Please copy the data from the line with "bar-segment [124,300,161,346]" up to and including the line with "bar-segment [394,201,430,293]", with no changes.
── Given records ──
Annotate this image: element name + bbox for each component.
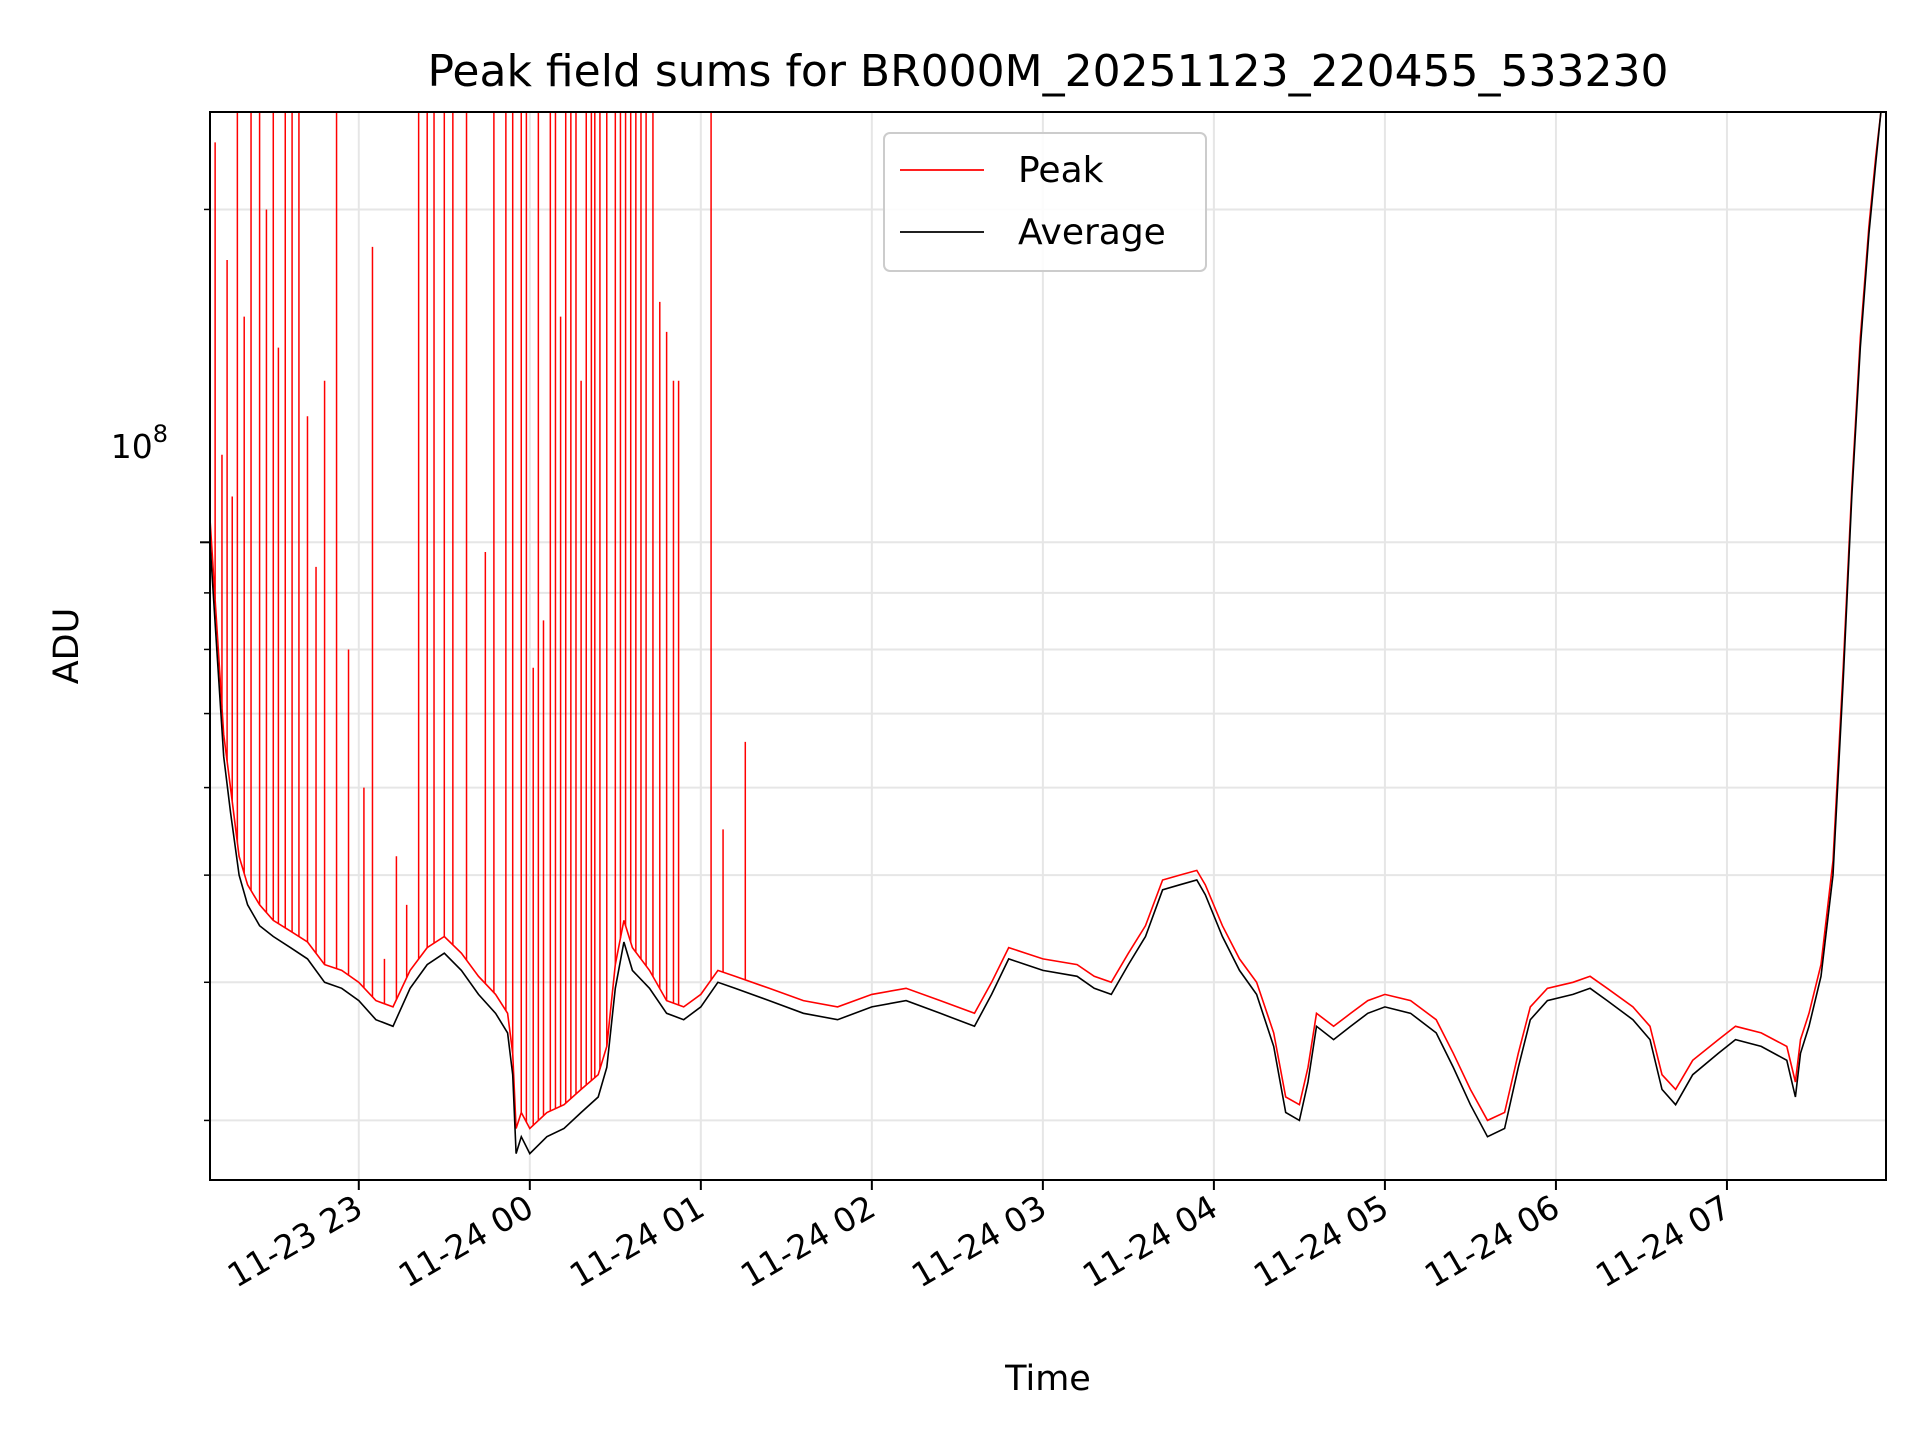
y-tick-label-1e8: 108 bbox=[111, 420, 168, 466]
plot-area bbox=[210, 112, 1882, 1155]
grid bbox=[210, 112, 1886, 1180]
plot-frame bbox=[209, 111, 1887, 1181]
chart-title: Peak field sums for BR000M_20251123_2204… bbox=[427, 46, 1668, 97]
series-line-peak bbox=[210, 112, 1882, 1130]
peak-spikes bbox=[214, 112, 747, 1126]
legend-box bbox=[883, 132, 1207, 272]
legend-label-peak: Peak bbox=[1018, 150, 1104, 191]
legend: Peak Average bbox=[883, 132, 1207, 272]
y-axis-label: ADU bbox=[47, 608, 87, 685]
series-line-average bbox=[210, 112, 1882, 1155]
legend-label-average: Average bbox=[1018, 212, 1166, 253]
x-axis-label: Time bbox=[1004, 1359, 1091, 1399]
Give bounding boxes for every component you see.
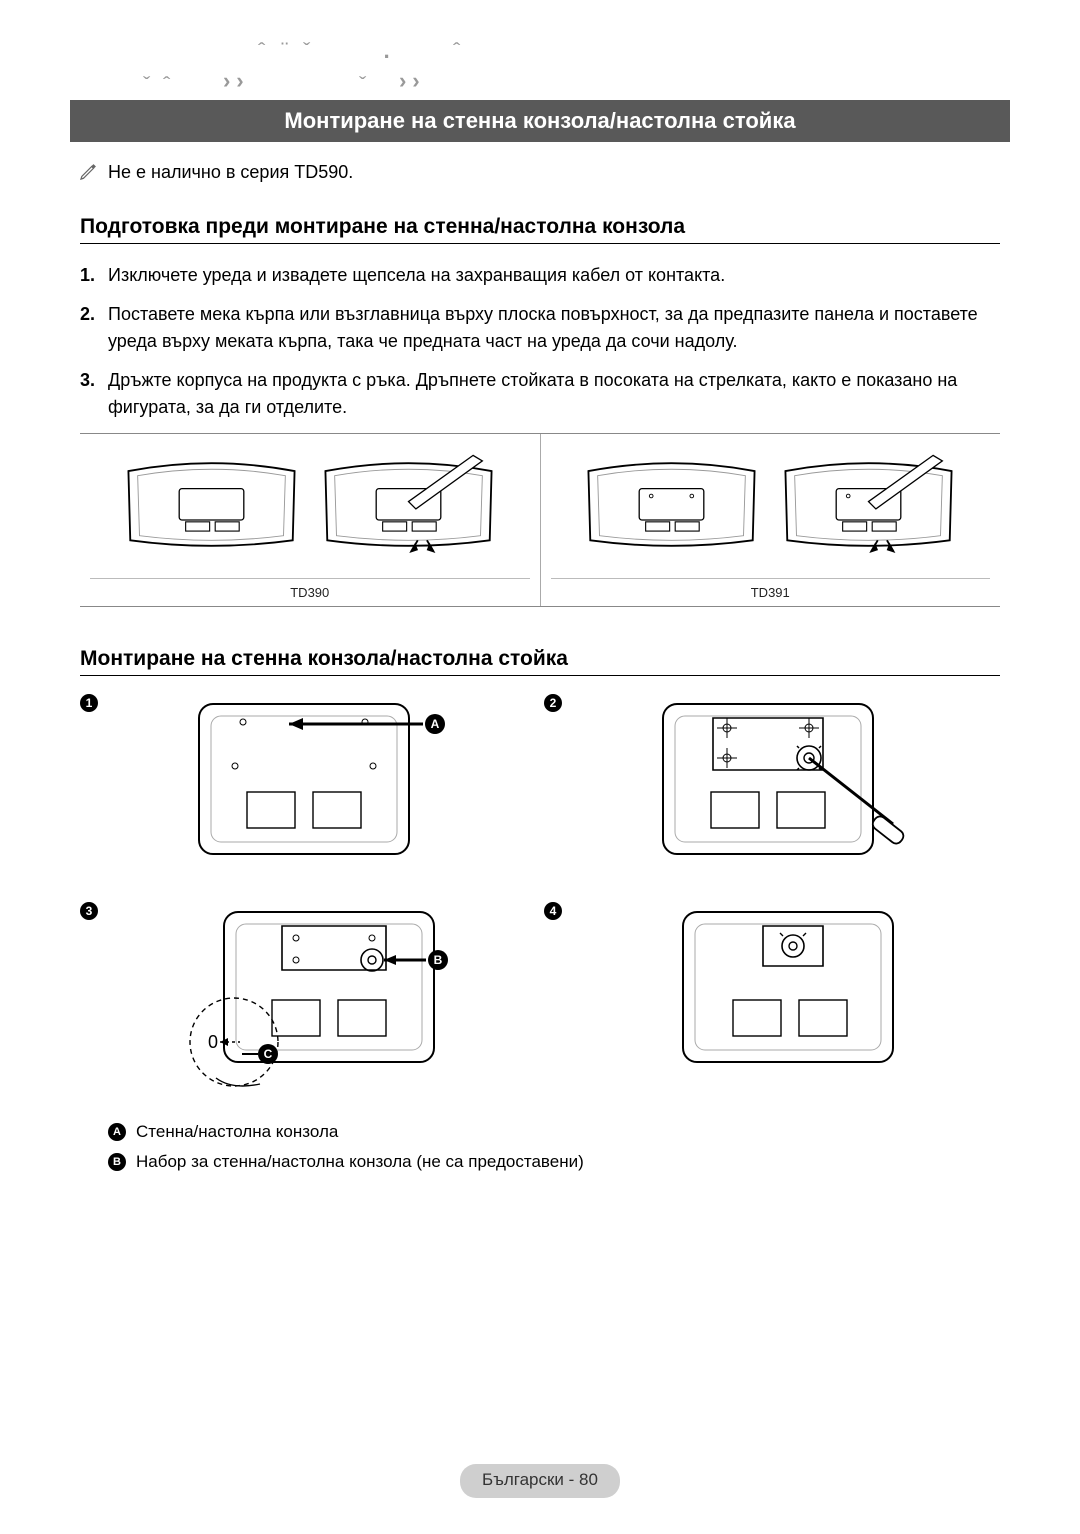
step-3-num: 3.	[80, 367, 108, 421]
model-figures: TD390	[80, 433, 1000, 607]
svg-text:0: 0	[208, 1032, 218, 1052]
mount-fig-4	[576, 902, 1000, 1102]
header-bar: Монтиране на стенна конзола/настолна сто…	[70, 100, 1010, 142]
svg-text:A: A	[431, 717, 440, 731]
footer-pill: Български - 80	[460, 1464, 620, 1498]
prep-steps: 1. Изключете уреда и извадете щепсела на…	[80, 262, 1000, 421]
step-badge-2: 2	[544, 694, 562, 712]
badge-b: B	[108, 1153, 126, 1171]
step-badge-4: 4	[544, 902, 562, 920]
step-1: 1. Изключете уреда и извадете щепсела на…	[80, 262, 1000, 289]
mount-fig-1: A	[112, 694, 536, 894]
legend-b: B Набор за стенна/настолна конзола (не с…	[108, 1152, 1000, 1172]
step-3-text: Дръжте корпуса на продукта с ръка. Дръпн…	[108, 367, 1000, 421]
step-2-text: Поставете мека кърпа или възглавница вър…	[108, 301, 1000, 355]
step-1-text: Изключете уреда и извадете щепсела на за…	[108, 262, 725, 289]
mount-steps-grid: 1 A 2	[80, 694, 1000, 1102]
step-badge-3: 3	[80, 902, 98, 920]
badge-a: A	[108, 1123, 126, 1141]
section1-title: Подготовка преди монтиране на стенна/нас…	[80, 215, 1000, 244]
step-3: 3. Дръжте корпуса на продукта с ръка. Др…	[80, 367, 1000, 421]
note-icon	[80, 162, 100, 185]
svg-text:C: C	[264, 1047, 273, 1061]
mount-fig-2	[576, 694, 1000, 894]
page: ˆ ¨ ˇ . ˆ ˇ ˆ ›› ˇ ›› Монтиране на стенн…	[0, 0, 1080, 1534]
header-title: Монтиране на стенна конзола/настолна сто…	[284, 108, 795, 133]
legend-a: A Стенна/настолна конзола	[108, 1122, 1000, 1142]
legend-b-text: Набор за стенна/настолна конзола (не са …	[136, 1152, 584, 1172]
legend: A Стенна/настолна конзола B Набор за сте…	[80, 1122, 1000, 1172]
step-2: 2. Поставете мека кърпа или възглавница …	[80, 301, 1000, 355]
figure-td390: TD390	[80, 434, 540, 606]
step-1-num: 1.	[80, 262, 108, 289]
page-footer: Български - 80	[0, 1464, 1080, 1498]
caption-td390: TD390	[90, 578, 530, 600]
section2-title: Монтиране на стенна конзола/настолна сто…	[80, 647, 1000, 676]
svg-text:B: B	[434, 953, 443, 967]
caption-td391: TD391	[551, 578, 991, 600]
mount-fig-3: B 0 C	[112, 902, 536, 1102]
legend-a-text: Стенна/настолна конзола	[136, 1122, 338, 1142]
header-decor: ˆ ¨ ˇ . ˆ ˇ ˆ ›› ˇ ››	[80, 40, 1000, 100]
monitor-back-stand-icon	[316, 448, 501, 568]
monitor-back-plain-icon	[579, 448, 764, 568]
step-2-num: 2.	[80, 301, 108, 355]
monitor-back-stand-icon	[776, 448, 961, 568]
availability-note: Не е налично в серия TD590.	[80, 162, 1000, 185]
figure-td391: TD391	[540, 434, 1001, 606]
monitor-back-plain-icon	[119, 448, 304, 568]
step-badge-1: 1	[80, 694, 98, 712]
note-text: Не е налично в серия TD590.	[108, 162, 353, 183]
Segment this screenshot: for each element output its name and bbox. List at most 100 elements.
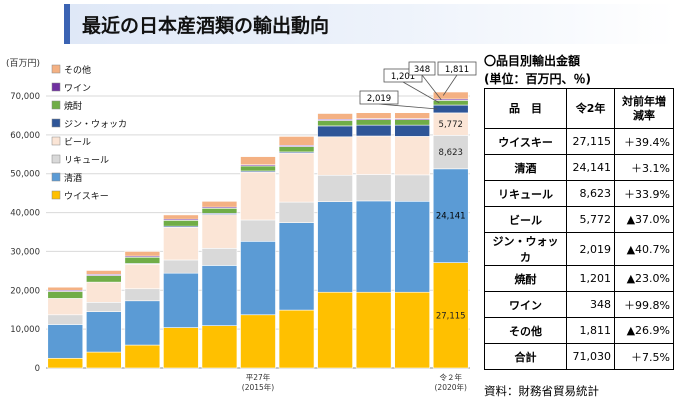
bar-segment [124,300,161,346]
bar-segment [86,281,122,303]
bar-segment [278,136,315,146]
bar-segment [201,214,238,249]
bar-segment [86,302,122,312]
y-tick-label: 20,000 [10,286,40,296]
bar-segment [394,112,430,119]
row-change: ＋7.5% [613,343,675,370]
callout-box [359,90,399,105]
legend-swatch [51,136,61,146]
row-value: 1,811 [566,317,615,344]
data-label: 8,623 [439,148,463,158]
bar-segment [86,275,122,283]
row-name: ジン・ウォッカ [483,232,568,266]
bar-segment [394,201,430,293]
bar-segment [317,201,353,293]
table-row: ジン・ウォッカ 2,019 ▲40.7% [483,232,675,266]
legend-label: ウイスキー [64,191,109,202]
page-title: 最近の日本産酒類の輸出動向 [82,15,330,37]
row-value: 8,623 [566,180,615,207]
source-note: 資料：財務省貿易統計 [484,384,599,398]
table-row: ビール 5,772 ▲37.0% [483,206,675,233]
bar-segment [163,259,199,274]
legend-label: ビール [64,137,91,148]
bar-segment [394,136,430,176]
bar-segment [201,325,238,369]
bar-segment [317,125,353,138]
bar-segment [47,286,84,291]
stacked-bar-chart: (百万円) 0 10,000 20,000 30,000 40,000 50,000 60,0… [6,58,477,392]
bar-segment [355,174,392,202]
bar-segment [432,135,469,170]
bar-segment [201,207,238,214]
bar-segment [355,291,392,369]
bar-segment [278,309,315,369]
bar-segment [240,219,276,242]
y-tick-label: 60,000 [10,131,40,141]
table-row: その他 1,811 ▲26.9% [483,317,675,344]
bar-segment [124,256,161,264]
table-row: 清酒 24,141 ＋3.1% [483,154,675,181]
row-name: ビール [483,206,568,233]
bar-segment [201,248,238,266]
bar-segment [355,112,392,119]
bar-segment [201,265,238,326]
bar-segment [317,120,353,127]
title-bar: 最近の日本産酒類の輸出動向 [64,4,676,44]
bar-segment [240,165,276,172]
legend-label: 焼酎 [64,100,82,112]
row-change: ＋39.4% [613,128,675,155]
x-tick-label: 令２年 [439,372,462,382]
row-value: 2,019 [566,232,615,266]
legend-swatch [51,190,61,200]
bar-segment [432,91,469,100]
legend-label: ジン・ウォッカ [64,119,127,130]
bar-segment [240,241,276,316]
bar-segment [394,119,430,126]
row-name: その他 [483,317,568,344]
bar-segment [394,174,430,202]
x-tick-label: 平27年 [246,372,271,382]
callout-leader [402,81,440,104]
row-value: 71,030 [566,343,615,370]
y-tick-label: 70,000 [10,92,40,102]
bar-segment [355,135,392,175]
row-change: ＋3.1% [613,154,675,181]
bar-segment [355,200,392,293]
legend-label: ワイン [64,84,91,94]
table-row: リキュール 8,623 ＋33.9% [483,180,675,207]
bar-segment [163,272,199,328]
bar-segment [240,171,276,221]
table-header-row: 品 目 令2年 対前年増減率 [483,88,675,129]
row-change: ＋99.8% [613,291,675,318]
bar-segment [278,222,315,311]
callout-leader [421,74,442,100]
bar-segment [47,314,84,325]
bar-segment [317,174,353,202]
row-value: 5,772 [566,206,615,233]
row-change: ＋33.9% [613,180,675,207]
bar-segment [124,251,161,257]
bar-segment [278,152,315,203]
row-name: ワイン [483,291,568,318]
unit-label: (百万円) [6,58,40,69]
legend-label: 清酒 [64,172,82,184]
legend-swatch [51,118,61,128]
bar-segment [163,227,199,261]
bar-segment [317,291,353,369]
callout-label: 1,811 [445,65,469,75]
bar-segment [278,201,315,223]
bar-segment [47,298,84,316]
bar-segment [124,288,161,302]
row-value: 348 [566,291,615,318]
bar-segment [278,146,315,153]
bar-segment [86,270,122,275]
row-change: ▲40.7% [613,232,675,266]
table-unit: (単位：百万円、％) [484,72,591,86]
x-tick-label: (2020年) [435,382,468,392]
data-label: 27,115 [436,311,466,321]
table-row: ウイスキー 27,115 ＋39.4% [483,128,675,155]
bar-segment [394,291,430,369]
bar-segment [47,291,84,299]
callout-box [408,61,436,76]
legend-swatch [51,154,61,164]
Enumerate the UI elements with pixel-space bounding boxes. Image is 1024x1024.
───
# Full answer
bar-segment [124,300,161,346]
bar-segment [86,281,122,303]
bar-segment [278,136,315,146]
bar-segment [201,214,238,249]
bar-segment [86,302,122,312]
y-tick-label: 20,000 [10,286,40,296]
bar-segment [394,112,430,119]
row-change: ＋7.5% [613,343,675,370]
callout-box [359,90,399,105]
legend-swatch [51,136,61,146]
row-value: 1,811 [566,317,615,344]
data-label: 8,623 [439,148,463,158]
bar-segment [86,275,122,283]
row-name: ジン・ウォッカ [483,232,568,266]
bar-segment [394,201,430,293]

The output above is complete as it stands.